#### EXERCISE MATERIALS
______
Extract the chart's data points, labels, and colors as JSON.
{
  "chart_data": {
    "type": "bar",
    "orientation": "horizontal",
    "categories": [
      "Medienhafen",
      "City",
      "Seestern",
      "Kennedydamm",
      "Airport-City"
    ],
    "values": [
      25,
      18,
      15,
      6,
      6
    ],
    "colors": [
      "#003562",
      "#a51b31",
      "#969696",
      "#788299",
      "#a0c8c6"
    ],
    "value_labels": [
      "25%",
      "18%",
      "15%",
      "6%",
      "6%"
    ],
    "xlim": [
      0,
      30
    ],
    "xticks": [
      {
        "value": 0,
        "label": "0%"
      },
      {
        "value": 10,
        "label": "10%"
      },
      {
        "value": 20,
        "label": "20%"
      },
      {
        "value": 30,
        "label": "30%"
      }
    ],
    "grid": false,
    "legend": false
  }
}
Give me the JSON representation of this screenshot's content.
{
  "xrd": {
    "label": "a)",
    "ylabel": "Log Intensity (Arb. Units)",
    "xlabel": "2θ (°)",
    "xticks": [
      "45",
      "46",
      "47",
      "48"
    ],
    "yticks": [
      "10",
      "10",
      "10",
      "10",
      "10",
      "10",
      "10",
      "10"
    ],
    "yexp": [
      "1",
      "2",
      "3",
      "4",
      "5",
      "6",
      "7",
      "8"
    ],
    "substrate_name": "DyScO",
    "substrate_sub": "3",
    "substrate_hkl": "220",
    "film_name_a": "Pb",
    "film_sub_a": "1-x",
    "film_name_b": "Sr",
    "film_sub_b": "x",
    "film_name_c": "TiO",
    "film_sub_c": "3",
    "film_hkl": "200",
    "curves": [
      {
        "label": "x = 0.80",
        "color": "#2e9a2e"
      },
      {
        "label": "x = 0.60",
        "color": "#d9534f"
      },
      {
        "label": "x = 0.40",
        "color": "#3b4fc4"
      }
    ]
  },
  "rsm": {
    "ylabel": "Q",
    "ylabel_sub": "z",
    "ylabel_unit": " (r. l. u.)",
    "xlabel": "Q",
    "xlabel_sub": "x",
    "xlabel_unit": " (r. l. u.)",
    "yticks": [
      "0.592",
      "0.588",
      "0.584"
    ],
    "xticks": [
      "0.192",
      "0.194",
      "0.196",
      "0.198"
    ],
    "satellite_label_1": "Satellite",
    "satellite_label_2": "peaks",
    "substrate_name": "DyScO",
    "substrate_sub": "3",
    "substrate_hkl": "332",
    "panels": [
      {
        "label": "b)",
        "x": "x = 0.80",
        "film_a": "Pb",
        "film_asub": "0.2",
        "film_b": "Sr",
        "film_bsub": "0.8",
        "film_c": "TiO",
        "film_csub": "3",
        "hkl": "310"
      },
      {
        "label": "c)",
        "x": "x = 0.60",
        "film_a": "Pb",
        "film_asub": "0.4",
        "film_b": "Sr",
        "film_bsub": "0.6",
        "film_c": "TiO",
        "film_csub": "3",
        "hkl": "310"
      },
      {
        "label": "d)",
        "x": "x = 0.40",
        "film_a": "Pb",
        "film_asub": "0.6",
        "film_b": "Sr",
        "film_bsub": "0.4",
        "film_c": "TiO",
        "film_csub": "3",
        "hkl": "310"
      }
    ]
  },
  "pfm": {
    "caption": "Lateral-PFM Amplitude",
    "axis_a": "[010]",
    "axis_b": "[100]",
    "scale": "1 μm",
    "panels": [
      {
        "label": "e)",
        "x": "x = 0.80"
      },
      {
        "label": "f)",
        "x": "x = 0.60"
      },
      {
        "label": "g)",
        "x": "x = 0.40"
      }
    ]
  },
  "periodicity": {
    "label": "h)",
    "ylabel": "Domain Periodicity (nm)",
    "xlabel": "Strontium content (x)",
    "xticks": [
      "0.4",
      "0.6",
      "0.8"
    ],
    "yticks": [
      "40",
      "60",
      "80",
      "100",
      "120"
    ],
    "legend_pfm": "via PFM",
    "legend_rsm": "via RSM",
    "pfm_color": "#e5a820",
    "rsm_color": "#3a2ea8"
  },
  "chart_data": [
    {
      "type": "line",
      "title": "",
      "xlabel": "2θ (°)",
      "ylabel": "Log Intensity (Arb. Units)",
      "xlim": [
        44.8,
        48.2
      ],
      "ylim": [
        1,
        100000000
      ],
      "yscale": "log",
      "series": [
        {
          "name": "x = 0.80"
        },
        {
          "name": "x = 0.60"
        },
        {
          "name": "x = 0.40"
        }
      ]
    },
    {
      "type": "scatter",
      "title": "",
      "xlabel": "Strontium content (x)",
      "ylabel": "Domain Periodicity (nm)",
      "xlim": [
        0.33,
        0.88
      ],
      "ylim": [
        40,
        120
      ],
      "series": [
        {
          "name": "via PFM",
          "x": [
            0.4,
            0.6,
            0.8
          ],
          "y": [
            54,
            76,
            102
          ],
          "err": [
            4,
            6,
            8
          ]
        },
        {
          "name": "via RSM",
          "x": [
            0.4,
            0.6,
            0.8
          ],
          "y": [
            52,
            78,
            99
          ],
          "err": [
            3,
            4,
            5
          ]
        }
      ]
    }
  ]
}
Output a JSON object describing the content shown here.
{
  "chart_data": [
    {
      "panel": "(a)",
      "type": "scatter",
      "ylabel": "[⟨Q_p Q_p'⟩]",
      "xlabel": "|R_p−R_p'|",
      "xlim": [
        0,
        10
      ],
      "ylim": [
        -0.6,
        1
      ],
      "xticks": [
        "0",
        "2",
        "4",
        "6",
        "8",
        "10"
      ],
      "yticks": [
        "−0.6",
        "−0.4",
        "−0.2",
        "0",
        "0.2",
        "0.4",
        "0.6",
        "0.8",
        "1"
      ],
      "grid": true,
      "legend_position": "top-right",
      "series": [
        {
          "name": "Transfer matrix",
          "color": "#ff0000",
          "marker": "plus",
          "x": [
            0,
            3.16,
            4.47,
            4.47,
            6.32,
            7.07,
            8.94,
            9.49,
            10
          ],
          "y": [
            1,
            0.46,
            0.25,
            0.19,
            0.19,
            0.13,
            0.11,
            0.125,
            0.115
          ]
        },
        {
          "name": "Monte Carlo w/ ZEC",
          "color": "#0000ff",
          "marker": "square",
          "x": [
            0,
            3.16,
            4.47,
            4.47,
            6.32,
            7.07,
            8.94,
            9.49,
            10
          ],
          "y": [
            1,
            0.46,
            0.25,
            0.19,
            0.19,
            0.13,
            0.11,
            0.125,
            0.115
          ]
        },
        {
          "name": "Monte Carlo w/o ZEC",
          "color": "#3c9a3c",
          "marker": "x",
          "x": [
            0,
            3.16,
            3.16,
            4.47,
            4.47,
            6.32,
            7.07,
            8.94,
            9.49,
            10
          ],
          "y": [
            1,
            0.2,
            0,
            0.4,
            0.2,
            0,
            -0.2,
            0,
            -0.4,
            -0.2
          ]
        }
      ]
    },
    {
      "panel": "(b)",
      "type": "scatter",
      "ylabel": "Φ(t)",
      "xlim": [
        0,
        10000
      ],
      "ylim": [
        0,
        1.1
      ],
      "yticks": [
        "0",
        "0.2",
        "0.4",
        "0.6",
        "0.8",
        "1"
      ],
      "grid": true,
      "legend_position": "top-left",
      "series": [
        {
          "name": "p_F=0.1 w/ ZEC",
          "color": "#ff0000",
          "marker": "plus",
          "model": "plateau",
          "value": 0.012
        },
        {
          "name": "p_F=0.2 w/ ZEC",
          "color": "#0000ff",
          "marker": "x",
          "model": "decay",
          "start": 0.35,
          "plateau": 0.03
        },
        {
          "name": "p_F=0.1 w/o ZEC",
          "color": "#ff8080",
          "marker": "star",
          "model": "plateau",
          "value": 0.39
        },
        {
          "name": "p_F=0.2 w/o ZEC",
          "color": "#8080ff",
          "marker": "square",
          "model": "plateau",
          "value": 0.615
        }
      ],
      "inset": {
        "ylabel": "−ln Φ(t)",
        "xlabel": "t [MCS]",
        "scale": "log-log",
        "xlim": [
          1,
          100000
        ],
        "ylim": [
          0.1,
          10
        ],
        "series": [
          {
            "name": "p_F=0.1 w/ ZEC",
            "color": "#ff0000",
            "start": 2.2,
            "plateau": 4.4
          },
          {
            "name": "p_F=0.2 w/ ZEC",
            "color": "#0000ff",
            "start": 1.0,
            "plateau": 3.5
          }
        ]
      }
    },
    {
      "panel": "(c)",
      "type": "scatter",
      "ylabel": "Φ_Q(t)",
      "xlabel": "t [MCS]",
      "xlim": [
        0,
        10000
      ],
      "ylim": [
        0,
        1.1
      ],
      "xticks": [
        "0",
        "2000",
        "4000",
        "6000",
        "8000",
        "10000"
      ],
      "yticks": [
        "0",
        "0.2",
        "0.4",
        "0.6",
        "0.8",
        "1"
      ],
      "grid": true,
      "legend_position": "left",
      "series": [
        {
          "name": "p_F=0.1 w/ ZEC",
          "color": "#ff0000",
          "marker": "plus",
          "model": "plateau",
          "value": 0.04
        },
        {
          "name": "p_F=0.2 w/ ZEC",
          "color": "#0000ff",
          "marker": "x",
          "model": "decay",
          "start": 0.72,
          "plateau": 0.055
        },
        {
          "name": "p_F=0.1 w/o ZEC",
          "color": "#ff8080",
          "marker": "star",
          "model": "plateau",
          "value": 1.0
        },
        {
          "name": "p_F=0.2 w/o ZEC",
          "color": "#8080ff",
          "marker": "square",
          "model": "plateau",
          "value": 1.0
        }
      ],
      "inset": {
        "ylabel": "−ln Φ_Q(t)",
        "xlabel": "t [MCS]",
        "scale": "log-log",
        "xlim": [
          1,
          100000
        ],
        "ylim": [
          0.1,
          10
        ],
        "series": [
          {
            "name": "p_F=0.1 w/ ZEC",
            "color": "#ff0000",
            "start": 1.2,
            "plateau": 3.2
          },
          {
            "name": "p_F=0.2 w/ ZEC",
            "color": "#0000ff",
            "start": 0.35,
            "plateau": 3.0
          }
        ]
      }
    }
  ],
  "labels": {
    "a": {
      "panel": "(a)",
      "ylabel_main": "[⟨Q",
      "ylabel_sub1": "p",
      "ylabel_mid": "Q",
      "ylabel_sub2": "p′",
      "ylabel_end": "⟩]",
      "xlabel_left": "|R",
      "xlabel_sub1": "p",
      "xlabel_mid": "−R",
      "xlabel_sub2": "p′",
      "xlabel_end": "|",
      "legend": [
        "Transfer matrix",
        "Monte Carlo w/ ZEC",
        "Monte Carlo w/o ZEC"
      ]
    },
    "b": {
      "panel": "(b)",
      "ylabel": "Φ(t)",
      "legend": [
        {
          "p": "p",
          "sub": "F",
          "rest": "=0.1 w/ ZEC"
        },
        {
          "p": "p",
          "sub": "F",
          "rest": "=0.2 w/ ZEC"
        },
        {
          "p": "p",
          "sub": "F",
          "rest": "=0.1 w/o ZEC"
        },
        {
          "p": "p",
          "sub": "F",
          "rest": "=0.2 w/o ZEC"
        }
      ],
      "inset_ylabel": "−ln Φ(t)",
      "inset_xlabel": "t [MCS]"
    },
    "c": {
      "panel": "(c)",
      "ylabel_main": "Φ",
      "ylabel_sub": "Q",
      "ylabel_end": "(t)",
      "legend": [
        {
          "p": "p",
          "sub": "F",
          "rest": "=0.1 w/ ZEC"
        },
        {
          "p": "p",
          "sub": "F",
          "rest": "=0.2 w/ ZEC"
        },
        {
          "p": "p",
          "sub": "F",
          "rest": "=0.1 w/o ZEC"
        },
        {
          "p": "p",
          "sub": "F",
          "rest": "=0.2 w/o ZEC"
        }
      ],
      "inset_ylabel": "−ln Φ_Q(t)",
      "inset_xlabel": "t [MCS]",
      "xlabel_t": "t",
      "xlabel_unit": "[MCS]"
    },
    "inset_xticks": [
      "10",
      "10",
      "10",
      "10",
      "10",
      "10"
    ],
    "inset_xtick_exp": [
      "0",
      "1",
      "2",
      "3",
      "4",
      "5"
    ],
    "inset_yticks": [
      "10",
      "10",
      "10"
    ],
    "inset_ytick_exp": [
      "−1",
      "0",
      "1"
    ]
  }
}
______
#### PROBLEM DESCRIPTION
Each line in the entries above that includes the string "Transfer" should be extracted.

#### REPLY TO THE EXERCISE
          "name": "Transfer matrix",
        "Transfer matrix",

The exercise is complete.